Tâche 1 >> Citez intégralement, sans la moindre modification, le texte consacré à la consigne des bouteilles en plastique.
-------- Texte présenté
En Creuse et en Haute-Vienne, les associations des maires et des élus et les structures en charge de la gestion des déchets ont pris des motions contre le projet de consignes sur les bouteilles en plastique jetable proposé par le gouvernement au mois de février dernier. Ils dénoncent un projet de « fausse consigne », une mesure antiécologique et qui pourrait impacter la rentabilité des équipements locaux de gestion des déchets.
La loi « Anti Gaspillage et pour l’Économie Circulaire » (loi AGEC) vise à sortir, d’ici à 2040, de la mise sur le marché des emballages plastiques à usage unique et prévoit donc l’interdiction progressive des contenants et ustensiles en plastique. Après les pailles, les « touillettes », les boîtes alimentaires en polystyrène, c’est la vaisselle jetable des fast food qui a été interdite au 1er janvier 2023 et dans les années à venir, c’est sur la lutte contre les micro-plastiques que vont se concentrer les restrictions prévues par la loi AGEC.
----------------
-------- Données sources
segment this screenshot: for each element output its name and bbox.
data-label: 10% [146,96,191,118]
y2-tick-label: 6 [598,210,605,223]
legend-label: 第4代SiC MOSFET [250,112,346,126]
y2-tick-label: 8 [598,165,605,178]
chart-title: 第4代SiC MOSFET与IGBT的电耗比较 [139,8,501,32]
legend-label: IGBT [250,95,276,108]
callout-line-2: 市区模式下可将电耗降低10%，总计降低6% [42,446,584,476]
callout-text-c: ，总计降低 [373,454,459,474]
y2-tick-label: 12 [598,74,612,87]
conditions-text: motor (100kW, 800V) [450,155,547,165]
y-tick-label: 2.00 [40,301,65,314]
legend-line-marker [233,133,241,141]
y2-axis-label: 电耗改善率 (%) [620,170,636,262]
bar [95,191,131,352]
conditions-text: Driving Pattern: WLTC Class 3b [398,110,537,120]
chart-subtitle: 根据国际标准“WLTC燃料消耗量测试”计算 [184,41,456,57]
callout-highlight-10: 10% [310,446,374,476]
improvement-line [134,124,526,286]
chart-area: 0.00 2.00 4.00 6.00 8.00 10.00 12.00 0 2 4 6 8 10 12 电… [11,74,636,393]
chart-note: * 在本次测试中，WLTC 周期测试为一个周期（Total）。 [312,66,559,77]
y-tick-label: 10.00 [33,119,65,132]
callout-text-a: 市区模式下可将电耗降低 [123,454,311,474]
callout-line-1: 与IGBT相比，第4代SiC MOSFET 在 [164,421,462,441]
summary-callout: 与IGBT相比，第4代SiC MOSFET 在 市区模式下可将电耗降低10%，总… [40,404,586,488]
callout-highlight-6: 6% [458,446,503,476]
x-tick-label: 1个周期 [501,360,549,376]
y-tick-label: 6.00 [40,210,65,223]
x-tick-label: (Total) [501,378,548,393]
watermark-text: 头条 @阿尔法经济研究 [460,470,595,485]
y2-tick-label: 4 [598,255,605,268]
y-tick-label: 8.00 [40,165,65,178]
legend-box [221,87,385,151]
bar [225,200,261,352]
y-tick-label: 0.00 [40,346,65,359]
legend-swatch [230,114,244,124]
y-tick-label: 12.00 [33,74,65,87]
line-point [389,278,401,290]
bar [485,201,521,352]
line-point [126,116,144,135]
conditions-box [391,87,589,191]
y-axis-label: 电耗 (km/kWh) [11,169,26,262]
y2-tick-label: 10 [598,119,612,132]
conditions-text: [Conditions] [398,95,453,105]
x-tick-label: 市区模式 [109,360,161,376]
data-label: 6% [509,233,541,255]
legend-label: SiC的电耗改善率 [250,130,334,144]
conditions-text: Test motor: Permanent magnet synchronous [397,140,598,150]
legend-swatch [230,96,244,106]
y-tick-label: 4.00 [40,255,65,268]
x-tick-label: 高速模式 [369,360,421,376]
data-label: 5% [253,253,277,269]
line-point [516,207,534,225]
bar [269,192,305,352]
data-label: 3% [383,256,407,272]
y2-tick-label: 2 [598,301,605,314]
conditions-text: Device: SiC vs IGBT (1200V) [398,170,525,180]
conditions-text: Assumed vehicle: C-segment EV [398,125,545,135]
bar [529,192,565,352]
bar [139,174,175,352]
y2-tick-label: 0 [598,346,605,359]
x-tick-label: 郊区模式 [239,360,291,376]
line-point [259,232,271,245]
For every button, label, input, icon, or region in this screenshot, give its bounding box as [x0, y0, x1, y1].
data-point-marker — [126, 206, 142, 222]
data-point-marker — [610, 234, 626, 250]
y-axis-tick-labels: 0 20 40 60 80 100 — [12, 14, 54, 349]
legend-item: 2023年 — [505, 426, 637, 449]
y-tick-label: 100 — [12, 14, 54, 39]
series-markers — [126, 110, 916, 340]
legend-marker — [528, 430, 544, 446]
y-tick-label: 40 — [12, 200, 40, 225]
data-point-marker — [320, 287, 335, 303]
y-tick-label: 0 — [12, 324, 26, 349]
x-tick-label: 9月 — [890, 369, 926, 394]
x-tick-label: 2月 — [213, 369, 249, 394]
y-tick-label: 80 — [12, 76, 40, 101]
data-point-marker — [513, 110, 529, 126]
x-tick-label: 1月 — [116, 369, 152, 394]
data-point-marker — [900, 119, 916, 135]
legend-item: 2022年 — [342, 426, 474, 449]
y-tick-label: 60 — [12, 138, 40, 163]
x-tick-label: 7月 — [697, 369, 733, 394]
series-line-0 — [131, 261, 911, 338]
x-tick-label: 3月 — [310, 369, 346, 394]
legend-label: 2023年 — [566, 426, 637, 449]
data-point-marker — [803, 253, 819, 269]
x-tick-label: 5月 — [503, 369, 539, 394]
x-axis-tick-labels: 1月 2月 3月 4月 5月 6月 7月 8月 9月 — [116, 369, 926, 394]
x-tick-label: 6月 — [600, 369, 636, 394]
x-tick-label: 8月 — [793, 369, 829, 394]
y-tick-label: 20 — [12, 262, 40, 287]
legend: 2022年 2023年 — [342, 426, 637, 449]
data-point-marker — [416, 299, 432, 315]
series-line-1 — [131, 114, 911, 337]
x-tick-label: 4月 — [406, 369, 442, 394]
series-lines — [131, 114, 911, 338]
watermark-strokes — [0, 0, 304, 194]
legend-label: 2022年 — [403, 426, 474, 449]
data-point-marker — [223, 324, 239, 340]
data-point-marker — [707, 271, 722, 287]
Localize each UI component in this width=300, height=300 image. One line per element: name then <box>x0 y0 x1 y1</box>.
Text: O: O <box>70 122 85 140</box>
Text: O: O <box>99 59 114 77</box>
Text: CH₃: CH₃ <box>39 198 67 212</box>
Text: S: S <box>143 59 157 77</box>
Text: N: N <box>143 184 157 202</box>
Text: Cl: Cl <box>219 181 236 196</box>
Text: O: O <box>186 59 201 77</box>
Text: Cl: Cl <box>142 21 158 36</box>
----------------
Tâche 2 >> Imprimez à l'identique le passage des rangées allant de leur début jusqu'à la ligne contenant « x-tick-label: 市区模式 [109,360,161,376] », cette ligne comprise, et uniquement ce passage.

Résultat final 1 >>
En Creuse et en Haute-Vienne, les associations des maires et des élus et les structures en charge de la gestion des déchets ont pris des motions contre le projet de consignes sur les bouteilles en plastique jetable proposé par le gouvernement au mois de février dernier. Ils dénoncent un projet de « fausse consigne », une mesure antiécologique et qui pourrait impacter la rentabilité des équipements locaux de gestion des déchets.
La loi « Anti Gaspillage et pour l’Économie Circulaire » (loi AGEC) vise à sortir, d’ici à 2040, de la mise sur le marché des emballages plastiques à usage unique et prévoit donc l’interdiction progressive des contenants et ustensiles en plastique. Après les pailles, les « touillettes », les boîtes alimentaires en polystyrène, c’est la vaisselle jetable des fast food qui a été interdite au 1er janvier 2023 et dans les années à venir, c’est sur la lutte contre les micro-plastiques que vont se concentrer les restrictions prévues par la loi AGEC.

Résultat final 2 >>
segment this screenshot: for each element output its name and bbox.
data-label: 10% [146,96,191,118]
y2-tick-label: 6 [598,210,605,223]
legend-label: 第4代SiC MOSFET [250,112,346,126]
y2-tick-label: 8 [598,165,605,178]
chart-title: 第4代SiC MOSFET与IGBT的电耗比较 [139,8,501,32]
legend-label: IGBT [250,95,276,108]
callout-line-2: 市区模式下可将电耗降低10%，总计降低6% [42,446,584,476]
callout-text-c: ，总计降低 [373,454,459,474]
y2-tick-label: 12 [598,74,612,87]
conditions-text: motor (100kW, 800V) [450,155,547,165]
y-tick-label: 2.00 [40,301,65,314]
legend-line-marker [233,133,241,141]
y2-axis-label: 电耗改善率 (%) [620,170,636,262]
bar [95,191,131,352]
conditions-text: Driving Pattern: WLTC Class 3b [398,110,537,120]
chart-subtitle: 根据国际标准“WLTC燃料消耗量测试”计算 [184,41,456,57]
callout-highlight-10: 10% [310,446,374,476]
improvement-line [134,124,526,286]
chart-area: 0.00 2.00 4.00 6.00 8.00 10.00 12.00 0 2 4 6 8 10 12 电… [11,74,636,393]
chart-note: * 在本次测试中，WLTC 周期测试为一个周期（Total）。 [312,66,559,77]
y-tick-label: 10.00 [33,119,65,132]
callout-text-a: 市区模式下可将电耗降低 [123,454,311,474]
callout-line-1: 与IGBT相比，第4代SiC MOSFET 在 [164,421,462,441]
summary-callout: 与IGBT相比，第4代SiC MOSFET 在 市区模式下可将电耗降低10%，总… [40,404,586,488]
callout-highlight-6: 6% [458,446,503,476]
x-tick-label: 1个周期 [501,360,549,376]
y-tick-label: 6.00 [40,210,65,223]
x-tick-label: (Total) [501,378,548,393]
watermark-text: 头条 @阿尔法经济研究 [460,470,595,485]
y2-tick-label: 4 [598,255,605,268]
y-tick-label: 8.00 [40,165,65,178]
legend-box [221,87,385,151]
bar [225,200,261,352]
y-tick-label: 0.00 [40,346,65,359]
legend-swatch [230,114,244,124]
y-tick-label: 12.00 [33,74,65,87]
line-point [389,278,401,290]
bar [485,201,521,352]
line-point [126,116,144,135]
conditions-box [391,87,589,191]
y-axis-label: 电耗 (km/kWh) [11,169,26,262]
y2-tick-label: 10 [598,119,612,132]
conditions-text: [Conditions] [398,95,453,105]
x-tick-label: 市区模式 [109,360,161,376]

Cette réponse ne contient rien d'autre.